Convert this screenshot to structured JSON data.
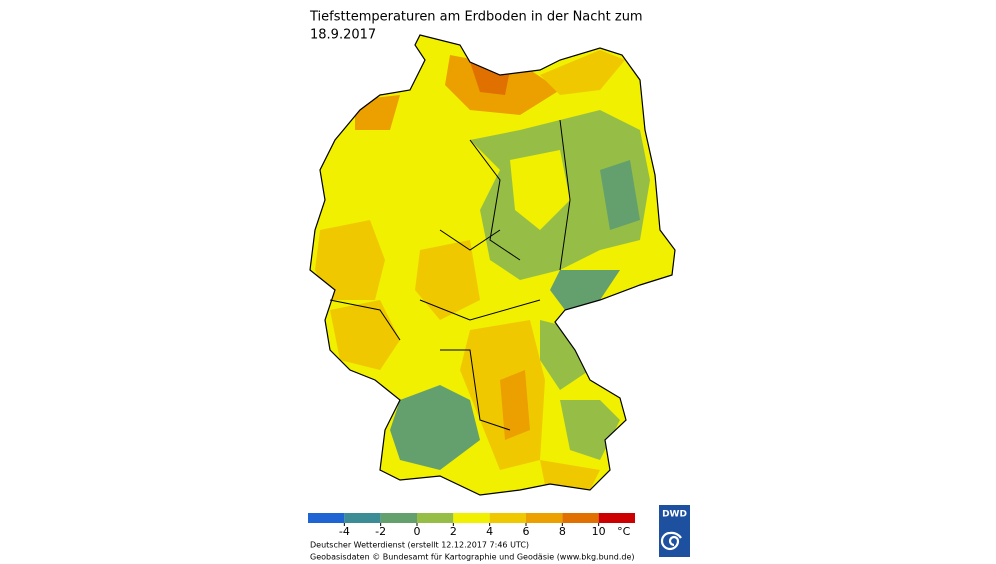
{
  "title": {
    "line1": "Tiefsttemperaturen am Erdboden in der Nacht zum",
    "line2": "18.9.2017"
  },
  "legend": {
    "bounds": [
      -6,
      -4,
      -2,
      0,
      2,
      4,
      6,
      8,
      10,
      12
    ],
    "colors": [
      "#1e64d2",
      "#3c8c96",
      "#64a06e",
      "#96be46",
      "#f0f000",
      "#f0c800",
      "#eba000",
      "#e07000",
      "#cc0000"
    ],
    "ticks": [
      -4,
      -2,
      0,
      2,
      4,
      6,
      8,
      10
    ],
    "unit": "°C"
  },
  "credits": [
    "Deutscher Wetterdienst (erstellt 12.12.2017 7:46 UTC)",
    "Geobasisdaten © Bundesamt für Kartographie und Geodäsie (www.bkg.bund.de)"
  ],
  "logo": "DWD"
}
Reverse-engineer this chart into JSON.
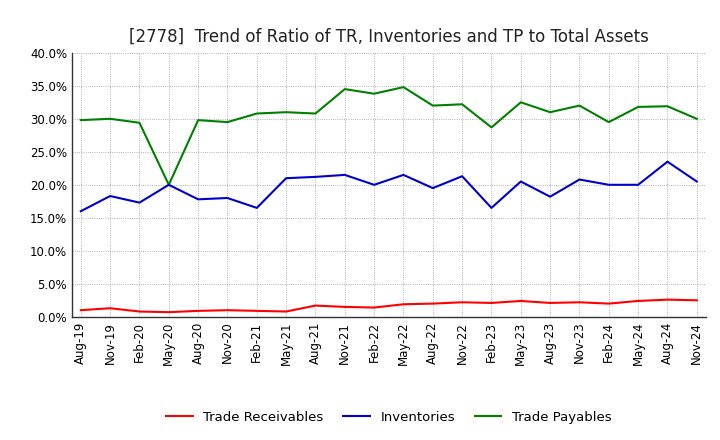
{
  "title": "[2778]  Trend of Ratio of TR, Inventories and TP to Total Assets",
  "x_labels": [
    "Aug-19",
    "Nov-19",
    "Feb-20",
    "May-20",
    "Aug-20",
    "Nov-20",
    "Feb-21",
    "May-21",
    "Aug-21",
    "Nov-21",
    "Feb-22",
    "May-22",
    "Aug-22",
    "Nov-22",
    "Feb-23",
    "May-23",
    "Aug-23",
    "Nov-23",
    "Feb-24",
    "May-24",
    "Aug-24",
    "Nov-24"
  ],
  "trade_receivables": [
    0.01,
    0.013,
    0.008,
    0.007,
    0.009,
    0.01,
    0.009,
    0.008,
    0.017,
    0.015,
    0.014,
    0.019,
    0.02,
    0.022,
    0.021,
    0.024,
    0.021,
    0.022,
    0.02,
    0.024,
    0.026,
    0.025
  ],
  "inventories": [
    0.16,
    0.183,
    0.173,
    0.2,
    0.178,
    0.18,
    0.165,
    0.21,
    0.212,
    0.215,
    0.2,
    0.215,
    0.195,
    0.213,
    0.165,
    0.205,
    0.182,
    0.208,
    0.2,
    0.2,
    0.235,
    0.205
  ],
  "trade_payables": [
    0.298,
    0.3,
    0.294,
    0.2,
    0.298,
    0.295,
    0.308,
    0.31,
    0.308,
    0.345,
    0.338,
    0.348,
    0.32,
    0.322,
    0.287,
    0.325,
    0.31,
    0.32,
    0.295,
    0.318,
    0.319,
    0.3
  ],
  "ylim": [
    0.0,
    0.4
  ],
  "yticks": [
    0.0,
    0.05,
    0.1,
    0.15,
    0.2,
    0.25,
    0.3,
    0.35,
    0.4
  ],
  "line_colors": {
    "trade_receivables": "#ff0000",
    "inventories": "#0000cc",
    "trade_payables": "#008000"
  },
  "legend_labels": [
    "Trade Receivables",
    "Inventories",
    "Trade Payables"
  ],
  "background_color": "#ffffff",
  "grid_color": "#999999",
  "title_fontsize": 12,
  "tick_fontsize": 8.5,
  "legend_fontsize": 9.5
}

----

### What to do
Repeat the records above exactly, omitting every picture.

### Answer to the task
Convert this screenshot to structured JSON data.
{
  "title": {
    "line1": "Tiefsttemperaturen am Erdboden in der Nacht zum",
    "line2": "18.9.2017"
  },
  "legend": {
    "bounds": [
      -6,
      -4,
      -2,
      0,
      2,
      4,
      6,
      8,
      10,
      12
    ],
    "colors": [
      "#1e64d2",
      "#3c8c96",
      "#64a06e",
      "#96be46",
      "#f0f000",
      "#f0c800",
      "#eba000",
      "#e07000",
      "#cc0000"
    ],
    "ticks": [
      -4,
      -2,
      0,
      2,
      4,
      6,
      8,
      10
    ],
    "unit": "°C"
  },
  "credits": [
    "Deutscher Wetterdienst (erstellt 12.12.2017 7:46 UTC)",
    "Geobasisdaten © Bundesamt für Kartographie und Geodäsie (www.bkg.bund.de)"
  ],
  "logo": "DWD"
}
Reverse-engineer this chart into JSON.
{
  "title": "[2778]  Trend of Ratio of TR, Inventories and TP to Total Assets",
  "x_labels": [
    "Aug-19",
    "Nov-19",
    "Feb-20",
    "May-20",
    "Aug-20",
    "Nov-20",
    "Feb-21",
    "May-21",
    "Aug-21",
    "Nov-21",
    "Feb-22",
    "May-22",
    "Aug-22",
    "Nov-22",
    "Feb-23",
    "May-23",
    "Aug-23",
    "Nov-23",
    "Feb-24",
    "May-24",
    "Aug-24",
    "Nov-24"
  ],
  "trade_receivables": [
    0.01,
    0.013,
    0.008,
    0.007,
    0.009,
    0.01,
    0.009,
    0.008,
    0.017,
    0.015,
    0.014,
    0.019,
    0.02,
    0.022,
    0.021,
    0.024,
    0.021,
    0.022,
    0.02,
    0.024,
    0.026,
    0.025
  ],
  "inventories": [
    0.16,
    0.183,
    0.173,
    0.2,
    0.178,
    0.18,
    0.165,
    0.21,
    0.212,
    0.215,
    0.2,
    0.215,
    0.195,
    0.213,
    0.165,
    0.205,
    0.182,
    0.208,
    0.2,
    0.2,
    0.235,
    0.205
  ],
  "trade_payables": [
    0.298,
    0.3,
    0.294,
    0.2,
    0.298,
    0.295,
    0.308,
    0.31,
    0.308,
    0.345,
    0.338,
    0.348,
    0.32,
    0.322,
    0.287,
    0.325,
    0.31,
    0.32,
    0.295,
    0.318,
    0.319,
    0.3
  ],
  "ylim": [
    0.0,
    0.4
  ],
  "yticks": [
    0.0,
    0.05,
    0.1,
    0.15,
    0.2,
    0.25,
    0.3,
    0.35,
    0.4
  ],
  "line_colors": {
    "trade_receivables": "#ff0000",
    "inventories": "#0000cc",
    "trade_payables": "#008000"
  },
  "legend_labels": [
    "Trade Receivables",
    "Inventories",
    "Trade Payables"
  ],
  "background_color": "#ffffff",
  "grid_color": "#999999",
  "title_fontsize": 12,
  "tick_fontsize": 8.5,
  "legend_fontsize": 9.5
}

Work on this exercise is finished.